Exercise directions: Make an exact copy of all the entries, but do not reproduce the pictures.

______

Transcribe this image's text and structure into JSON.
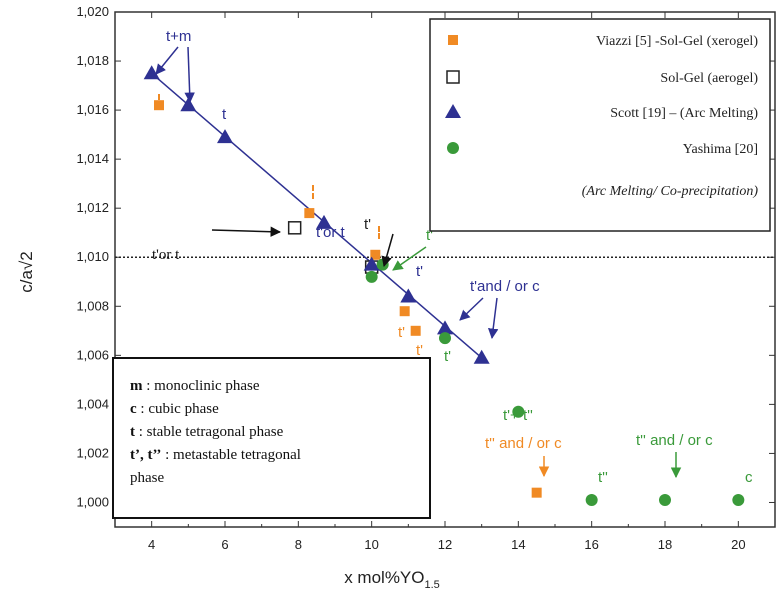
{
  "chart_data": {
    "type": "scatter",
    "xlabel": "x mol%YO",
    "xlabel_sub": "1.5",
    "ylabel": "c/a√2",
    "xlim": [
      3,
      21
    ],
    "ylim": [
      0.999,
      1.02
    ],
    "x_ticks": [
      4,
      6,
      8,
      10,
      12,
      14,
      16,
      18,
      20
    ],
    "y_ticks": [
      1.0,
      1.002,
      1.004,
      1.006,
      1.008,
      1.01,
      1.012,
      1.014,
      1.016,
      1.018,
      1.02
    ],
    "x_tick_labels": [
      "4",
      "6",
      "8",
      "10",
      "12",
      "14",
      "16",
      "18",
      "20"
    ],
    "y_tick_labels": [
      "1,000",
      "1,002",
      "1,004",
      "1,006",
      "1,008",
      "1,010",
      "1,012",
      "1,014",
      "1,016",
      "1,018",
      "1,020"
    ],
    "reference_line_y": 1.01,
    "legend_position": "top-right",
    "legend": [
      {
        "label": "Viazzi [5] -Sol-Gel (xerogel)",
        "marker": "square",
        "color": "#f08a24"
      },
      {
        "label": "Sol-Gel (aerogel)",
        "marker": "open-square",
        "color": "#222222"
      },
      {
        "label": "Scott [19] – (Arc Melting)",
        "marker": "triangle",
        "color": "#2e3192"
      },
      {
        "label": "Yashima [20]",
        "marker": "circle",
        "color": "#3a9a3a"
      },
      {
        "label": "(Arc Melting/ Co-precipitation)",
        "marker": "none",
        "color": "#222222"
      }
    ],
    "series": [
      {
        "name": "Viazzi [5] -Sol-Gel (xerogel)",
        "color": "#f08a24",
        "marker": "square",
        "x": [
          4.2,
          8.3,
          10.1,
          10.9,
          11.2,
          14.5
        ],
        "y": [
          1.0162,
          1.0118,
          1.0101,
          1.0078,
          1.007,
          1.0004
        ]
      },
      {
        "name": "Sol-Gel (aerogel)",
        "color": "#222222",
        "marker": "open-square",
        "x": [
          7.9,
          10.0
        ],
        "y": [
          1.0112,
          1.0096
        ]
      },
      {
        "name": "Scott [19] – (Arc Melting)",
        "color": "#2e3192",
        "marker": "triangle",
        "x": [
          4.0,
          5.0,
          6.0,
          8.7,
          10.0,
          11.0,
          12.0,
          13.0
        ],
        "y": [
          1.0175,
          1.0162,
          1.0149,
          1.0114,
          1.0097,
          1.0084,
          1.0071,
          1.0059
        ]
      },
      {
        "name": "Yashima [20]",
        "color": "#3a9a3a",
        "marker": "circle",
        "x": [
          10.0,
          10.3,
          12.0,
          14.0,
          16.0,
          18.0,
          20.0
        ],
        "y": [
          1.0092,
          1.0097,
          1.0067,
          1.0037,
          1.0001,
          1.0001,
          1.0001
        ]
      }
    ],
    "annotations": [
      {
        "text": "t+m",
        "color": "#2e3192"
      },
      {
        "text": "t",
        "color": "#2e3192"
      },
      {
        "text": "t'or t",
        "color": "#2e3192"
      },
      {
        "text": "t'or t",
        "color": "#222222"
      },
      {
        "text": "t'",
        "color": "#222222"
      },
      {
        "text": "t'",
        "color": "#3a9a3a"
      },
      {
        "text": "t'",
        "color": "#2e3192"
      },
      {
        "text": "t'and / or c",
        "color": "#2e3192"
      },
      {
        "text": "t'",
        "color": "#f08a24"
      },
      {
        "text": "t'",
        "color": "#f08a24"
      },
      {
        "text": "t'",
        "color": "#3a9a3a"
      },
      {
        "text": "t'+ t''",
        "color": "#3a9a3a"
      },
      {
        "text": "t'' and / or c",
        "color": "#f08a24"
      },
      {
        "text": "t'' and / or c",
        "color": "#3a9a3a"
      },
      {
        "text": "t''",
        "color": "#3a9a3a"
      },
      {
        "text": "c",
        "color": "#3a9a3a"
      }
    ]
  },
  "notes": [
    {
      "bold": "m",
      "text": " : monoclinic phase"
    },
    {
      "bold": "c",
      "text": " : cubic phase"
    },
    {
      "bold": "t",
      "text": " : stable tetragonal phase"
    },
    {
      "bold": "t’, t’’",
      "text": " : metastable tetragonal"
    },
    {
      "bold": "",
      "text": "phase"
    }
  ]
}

______

Right answer:
Transcribe this image's text and structure into JSON.
{
  "chart_data": {
    "type": "scatter",
    "xlabel": "x mol%YO",
    "xlabel_sub": "1.5",
    "ylabel": "c/a√2",
    "xlim": [
      3,
      21
    ],
    "ylim": [
      0.999,
      1.02
    ],
    "x_ticks": [
      4,
      6,
      8,
      10,
      12,
      14,
      16,
      18,
      20
    ],
    "y_ticks": [
      1.0,
      1.002,
      1.004,
      1.006,
      1.008,
      1.01,
      1.012,
      1.014,
      1.016,
      1.018,
      1.02
    ],
    "x_tick_labels": [
      "4",
      "6",
      "8",
      "10",
      "12",
      "14",
      "16",
      "18",
      "20"
    ],
    "y_tick_labels": [
      "1,000",
      "1,002",
      "1,004",
      "1,006",
      "1,008",
      "1,010",
      "1,012",
      "1,014",
      "1,016",
      "1,018",
      "1,020"
    ],
    "reference_line_y": 1.01,
    "legend_position": "top-right",
    "legend": [
      {
        "label": "Viazzi [5] -Sol-Gel (xerogel)",
        "marker": "square",
        "color": "#f08a24"
      },
      {
        "label": "Sol-Gel (aerogel)",
        "marker": "open-square",
        "color": "#222222"
      },
      {
        "label": "Scott [19] – (Arc Melting)",
        "marker": "triangle",
        "color": "#2e3192"
      },
      {
        "label": "Yashima [20]",
        "marker": "circle",
        "color": "#3a9a3a"
      },
      {
        "label": "(Arc Melting/ Co-precipitation)",
        "marker": "none",
        "color": "#222222"
      }
    ],
    "series": [
      {
        "name": "Viazzi [5] -Sol-Gel (xerogel)",
        "color": "#f08a24",
        "marker": "square",
        "x": [
          4.2,
          8.3,
          10.1,
          10.9,
          11.2,
          14.5
        ],
        "y": [
          1.0162,
          1.0118,
          1.0101,
          1.0078,
          1.007,
          1.0004
        ]
      },
      {
        "name": "Sol-Gel (aerogel)",
        "color": "#222222",
        "marker": "open-square",
        "x": [
          7.9,
          10.0
        ],
        "y": [
          1.0112,
          1.0096
        ]
      },
      {
        "name": "Scott [19] – (Arc Melting)",
        "color": "#2e3192",
        "marker": "triangle",
        "x": [
          4.0,
          5.0,
          6.0,
          8.7,
          10.0,
          11.0,
          12.0,
          13.0
        ],
        "y": [
          1.0175,
          1.0162,
          1.0149,
          1.0114,
          1.0097,
          1.0084,
          1.0071,
          1.0059
        ]
      },
      {
        "name": "Yashima [20]",
        "color": "#3a9a3a",
        "marker": "circle",
        "x": [
          10.0,
          10.3,
          12.0,
          14.0,
          16.0,
          18.0,
          20.0
        ],
        "y": [
          1.0092,
          1.0097,
          1.0067,
          1.0037,
          1.0001,
          1.0001,
          1.0001
        ]
      }
    ],
    "annotations": [
      {
        "text": "t+m",
        "color": "#2e3192"
      },
      {
        "text": "t",
        "color": "#2e3192"
      },
      {
        "text": "t'or t",
        "color": "#2e3192"
      },
      {
        "text": "t'or t",
        "color": "#222222"
      },
      {
        "text": "t'",
        "color": "#222222"
      },
      {
        "text": "t'",
        "color": "#3a9a3a"
      },
      {
        "text": "t'",
        "color": "#2e3192"
      },
      {
        "text": "t'and / or c",
        "color": "#2e3192"
      },
      {
        "text": "t'",
        "color": "#f08a24"
      },
      {
        "text": "t'",
        "color": "#f08a24"
      },
      {
        "text": "t'",
        "color": "#3a9a3a"
      },
      {
        "text": "t'+ t''",
        "color": "#3a9a3a"
      },
      {
        "text": "t'' and / or c",
        "color": "#f08a24"
      },
      {
        "text": "t'' and / or c",
        "color": "#3a9a3a"
      },
      {
        "text": "t''",
        "color": "#3a9a3a"
      },
      {
        "text": "c",
        "color": "#3a9a3a"
      }
    ]
  },
  "notes": [
    {
      "bold": "m",
      "text": " : monoclinic phase"
    },
    {
      "bold": "c",
      "text": " : cubic phase"
    },
    {
      "bold": "t",
      "text": " : stable tetragonal phase"
    },
    {
      "bold": "t’, t’’",
      "text": " : metastable tetragonal"
    },
    {
      "bold": "",
      "text": "phase"
    }
  ]
}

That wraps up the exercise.